▸ Aim: Please give the data below again in full, exactly as it stands.

▸ Records to process:
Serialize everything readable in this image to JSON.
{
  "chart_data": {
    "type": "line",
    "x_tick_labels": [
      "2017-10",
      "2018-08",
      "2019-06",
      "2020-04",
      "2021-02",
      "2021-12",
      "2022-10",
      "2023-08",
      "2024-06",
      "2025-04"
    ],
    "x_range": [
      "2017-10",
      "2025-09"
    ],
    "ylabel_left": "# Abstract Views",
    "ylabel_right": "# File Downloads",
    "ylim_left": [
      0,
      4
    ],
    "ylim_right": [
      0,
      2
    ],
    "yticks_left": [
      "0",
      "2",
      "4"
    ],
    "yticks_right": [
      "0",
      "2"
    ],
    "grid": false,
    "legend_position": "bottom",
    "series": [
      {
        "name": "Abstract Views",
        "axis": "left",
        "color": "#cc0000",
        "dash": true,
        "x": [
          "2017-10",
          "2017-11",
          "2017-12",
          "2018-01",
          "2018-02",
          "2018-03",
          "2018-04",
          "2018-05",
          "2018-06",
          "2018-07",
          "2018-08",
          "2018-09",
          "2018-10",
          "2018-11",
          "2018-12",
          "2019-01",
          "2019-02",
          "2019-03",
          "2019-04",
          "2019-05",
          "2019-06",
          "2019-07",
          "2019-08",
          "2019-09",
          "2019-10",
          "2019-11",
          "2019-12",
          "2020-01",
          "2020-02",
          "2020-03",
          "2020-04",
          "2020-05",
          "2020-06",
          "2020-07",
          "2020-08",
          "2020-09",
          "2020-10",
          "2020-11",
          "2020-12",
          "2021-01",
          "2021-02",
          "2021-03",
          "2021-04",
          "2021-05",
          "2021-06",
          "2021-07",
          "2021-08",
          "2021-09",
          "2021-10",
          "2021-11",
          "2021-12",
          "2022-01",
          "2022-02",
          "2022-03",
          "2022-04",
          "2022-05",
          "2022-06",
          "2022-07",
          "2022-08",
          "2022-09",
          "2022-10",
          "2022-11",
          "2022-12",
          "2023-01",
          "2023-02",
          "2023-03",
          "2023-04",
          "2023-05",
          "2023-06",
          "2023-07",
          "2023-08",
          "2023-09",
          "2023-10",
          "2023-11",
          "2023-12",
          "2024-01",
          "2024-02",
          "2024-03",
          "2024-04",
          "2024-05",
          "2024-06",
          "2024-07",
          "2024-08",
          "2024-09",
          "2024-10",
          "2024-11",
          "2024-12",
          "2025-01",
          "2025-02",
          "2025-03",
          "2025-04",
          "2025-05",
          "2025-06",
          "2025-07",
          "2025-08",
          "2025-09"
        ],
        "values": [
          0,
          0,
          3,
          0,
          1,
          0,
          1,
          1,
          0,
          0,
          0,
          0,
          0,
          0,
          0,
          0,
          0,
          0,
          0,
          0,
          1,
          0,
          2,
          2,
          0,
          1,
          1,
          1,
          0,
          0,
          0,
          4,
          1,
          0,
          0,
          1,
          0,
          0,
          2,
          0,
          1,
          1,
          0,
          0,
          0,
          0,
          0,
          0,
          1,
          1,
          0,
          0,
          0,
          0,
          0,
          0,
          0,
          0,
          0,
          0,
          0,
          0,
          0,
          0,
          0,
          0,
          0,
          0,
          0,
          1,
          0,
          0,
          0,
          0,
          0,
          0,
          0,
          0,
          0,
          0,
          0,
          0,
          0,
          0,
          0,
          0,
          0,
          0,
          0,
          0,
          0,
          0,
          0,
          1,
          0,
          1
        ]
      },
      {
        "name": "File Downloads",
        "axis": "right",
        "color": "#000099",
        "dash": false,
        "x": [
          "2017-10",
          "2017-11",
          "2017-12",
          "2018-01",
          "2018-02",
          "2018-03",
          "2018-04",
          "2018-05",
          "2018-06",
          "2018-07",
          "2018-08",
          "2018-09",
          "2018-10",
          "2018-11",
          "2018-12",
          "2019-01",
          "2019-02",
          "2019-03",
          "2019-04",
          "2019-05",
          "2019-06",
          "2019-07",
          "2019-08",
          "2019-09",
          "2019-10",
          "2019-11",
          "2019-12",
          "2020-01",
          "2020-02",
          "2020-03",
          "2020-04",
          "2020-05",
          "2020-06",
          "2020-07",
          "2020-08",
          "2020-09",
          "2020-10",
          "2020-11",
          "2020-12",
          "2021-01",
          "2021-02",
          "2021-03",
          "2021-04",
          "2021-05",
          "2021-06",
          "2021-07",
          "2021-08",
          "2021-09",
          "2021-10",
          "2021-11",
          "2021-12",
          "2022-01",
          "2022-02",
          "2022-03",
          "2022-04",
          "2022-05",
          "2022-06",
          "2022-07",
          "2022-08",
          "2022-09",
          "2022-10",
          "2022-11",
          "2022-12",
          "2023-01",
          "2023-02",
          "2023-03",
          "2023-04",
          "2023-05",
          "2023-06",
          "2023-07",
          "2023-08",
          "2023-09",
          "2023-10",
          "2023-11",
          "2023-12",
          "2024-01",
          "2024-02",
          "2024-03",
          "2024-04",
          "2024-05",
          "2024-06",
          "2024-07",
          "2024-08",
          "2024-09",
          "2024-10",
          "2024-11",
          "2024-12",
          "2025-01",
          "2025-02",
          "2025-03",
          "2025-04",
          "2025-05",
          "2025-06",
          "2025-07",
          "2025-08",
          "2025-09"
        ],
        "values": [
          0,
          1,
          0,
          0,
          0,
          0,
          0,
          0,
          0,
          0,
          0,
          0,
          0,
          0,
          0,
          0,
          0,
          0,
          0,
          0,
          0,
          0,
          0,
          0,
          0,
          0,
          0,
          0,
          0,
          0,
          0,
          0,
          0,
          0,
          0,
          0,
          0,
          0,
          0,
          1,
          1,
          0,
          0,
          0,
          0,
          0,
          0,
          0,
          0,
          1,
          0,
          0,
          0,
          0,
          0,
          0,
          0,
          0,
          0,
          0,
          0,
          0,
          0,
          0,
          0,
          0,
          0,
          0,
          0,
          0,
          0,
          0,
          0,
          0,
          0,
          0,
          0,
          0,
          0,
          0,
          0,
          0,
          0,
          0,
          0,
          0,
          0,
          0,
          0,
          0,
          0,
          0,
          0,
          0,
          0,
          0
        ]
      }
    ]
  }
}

▸ Solved exercise:
Serialize everything readable in this image to JSON.
{
  "chart_data": {
    "type": "line",
    "x_tick_labels": [
      "2017-10",
      "2018-08",
      "2019-06",
      "2020-04",
      "2021-02",
      "2021-12",
      "2022-10",
      "2023-08",
      "2024-06",
      "2025-04"
    ],
    "x_range": [
      "2017-10",
      "2025-09"
    ],
    "ylabel_left": "# Abstract Views",
    "ylabel_right": "# File Downloads",
    "ylim_left": [
      0,
      4
    ],
    "ylim_right": [
      0,
      2
    ],
    "yticks_left": [
      "0",
      "2",
      "4"
    ],
    "yticks_right": [
      "0",
      "2"
    ],
    "grid": false,
    "legend_position": "bottom",
    "series": [
      {
        "name": "Abstract Views",
        "axis": "left",
        "color": "#cc0000",
        "dash": true,
        "x": [
          "2017-10",
          "2017-11",
          "2017-12",
          "2018-01",
          "2018-02",
          "2018-03",
          "2018-04",
          "2018-05",
          "2018-06",
          "2018-07",
          "2018-08",
          "2018-09",
          "2018-10",
          "2018-11",
          "2018-12",
          "2019-01",
          "2019-02",
          "2019-03",
          "2019-04",
          "2019-05",
          "2019-06",
          "2019-07",
          "2019-08",
          "2019-09",
          "2019-10",
          "2019-11",
          "2019-12",
          "2020-01",
          "2020-02",
          "2020-03",
          "2020-04",
          "2020-05",
          "2020-06",
          "2020-07",
          "2020-08",
          "2020-09",
          "2020-10",
          "2020-11",
          "2020-12",
          "2021-01",
          "2021-02",
          "2021-03",
          "2021-04",
          "2021-05",
          "2021-06",
          "2021-07",
          "2021-08",
          "2021-09",
          "2021-10",
          "2021-11",
          "2021-12",
          "2022-01",
          "2022-02",
          "2022-03",
          "2022-04",
          "2022-05",
          "2022-06",
          "2022-07",
          "2022-08",
          "2022-09",
          "2022-10",
          "2022-11",
          "2022-12",
          "2023-01",
          "2023-02",
          "2023-03",
          "2023-04",
          "2023-05",
          "2023-06",
          "2023-07",
          "2023-08",
          "2023-09",
          "2023-10",
          "2023-11",
          "2023-12",
          "2024-01",
          "2024-02",
          "2024-03",
          "2024-04",
          "2024-05",
          "2024-06",
          "2024-07",
          "2024-08",
          "2024-09",
          "2024-10",
          "2024-11",
          "2024-12",
          "2025-01",
          "2025-02",
          "2025-03",
          "2025-04",
          "2025-05",
          "2025-06",
          "2025-07",
          "2025-08",
          "2025-09"
        ],
        "values": [
          0,
          0,
          3,
          0,
          1,
          0,
          1,
          1,
          0,
          0,
          0,
          0,
          0,
          0,
          0,
          0,
          0,
          0,
          0,
          0,
          1,
          0,
          2,
          2,
          0,
          1,
          1,
          1,
          0,
          0,
          0,
          4,
          1,
          0,
          0,
          1,
          0,
          0,
          2,
          0,
          1,
          1,
          0,
          0,
          0,
          0,
          0,
          0,
          1,
          1,
          0,
          0,
          0,
          0,
          0,
          0,
          0,
          0,
          0,
          0,
          0,
          0,
          0,
          0,
          0,
          0,
          0,
          0,
          0,
          1,
          0,
          0,
          0,
          0,
          0,
          0,
          0,
          0,
          0,
          0,
          0,
          0,
          0,
          0,
          0,
          0,
          0,
          0,
          0,
          0,
          0,
          0,
          0,
          1,
          0,
          1
        ]
      },
      {
        "name": "File Downloads",
        "axis": "right",
        "color": "#000099",
        "dash": false,
        "x": [
          "2017-10",
          "2017-11",
          "2017-12",
          "2018-01",
          "2018-02",
          "2018-03",
          "2018-04",
          "2018-05",
          "2018-06",
          "2018-07",
          "2018-08",
          "2018-09",
          "2018-10",
          "2018-11",
          "2018-12",
          "2019-01",
          "2019-02",
          "2019-03",
          "2019-04",
          "2019-05",
          "2019-06",
          "2019-07",
          "2019-08",
          "2019-09",
          "2019-10",
          "2019-11",
          "2019-12",
          "2020-01",
          "2020-02",
          "2020-03",
          "2020-04",
          "2020-05",
          "2020-06",
          "2020-07",
          "2020-08",
          "2020-09",
          "2020-10",
          "2020-11",
          "2020-12",
          "2021-01",
          "2021-02",
          "2021-03",
          "2021-04",
          "2021-05",
          "2021-06",
          "2021-07",
          "2021-08",
          "2021-09",
          "2021-10",
          "2021-11",
          "2021-12",
          "2022-01",
          "2022-02",
          "2022-03",
          "2022-04",
          "2022-05",
          "2022-06",
          "2022-07",
          "2022-08",
          "2022-09",
          "2022-10",
          "2022-11",
          "2022-12",
          "2023-01",
          "2023-02",
          "2023-03",
          "2023-04",
          "2023-05",
          "2023-06",
          "2023-07",
          "2023-08",
          "2023-09",
          "2023-10",
          "2023-11",
          "2023-12",
          "2024-01",
          "2024-02",
          "2024-03",
          "2024-04",
          "2024-05",
          "2024-06",
          "2024-07",
          "2024-08",
          "2024-09",
          "2024-10",
          "2024-11",
          "2024-12",
          "2025-01",
          "2025-02",
          "2025-03",
          "2025-04",
          "2025-05",
          "2025-06",
          "2025-07",
          "2025-08",
          "2025-09"
        ],
        "values": [
          0,
          1,
          0,
          0,
          0,
          0,
          0,
          0,
          0,
          0,
          0,
          0,
          0,
          0,
          0,
          0,
          0,
          0,
          0,
          0,
          0,
          0,
          0,
          0,
          0,
          0,
          0,
          0,
          0,
          0,
          0,
          0,
          0,
          0,
          0,
          0,
          0,
          0,
          0,
          1,
          1,
          0,
          0,
          0,
          0,
          0,
          0,
          0,
          0,
          1,
          0,
          0,
          0,
          0,
          0,
          0,
          0,
          0,
          0,
          0,
          0,
          0,
          0,
          0,
          0,
          0,
          0,
          0,
          0,
          0,
          0,
          0,
          0,
          0,
          0,
          0,
          0,
          0,
          0,
          0,
          0,
          0,
          0,
          0,
          0,
          0,
          0,
          0,
          0,
          0,
          0,
          0,
          0,
          0,
          0,
          0
        ]
      }
    ]
  }
}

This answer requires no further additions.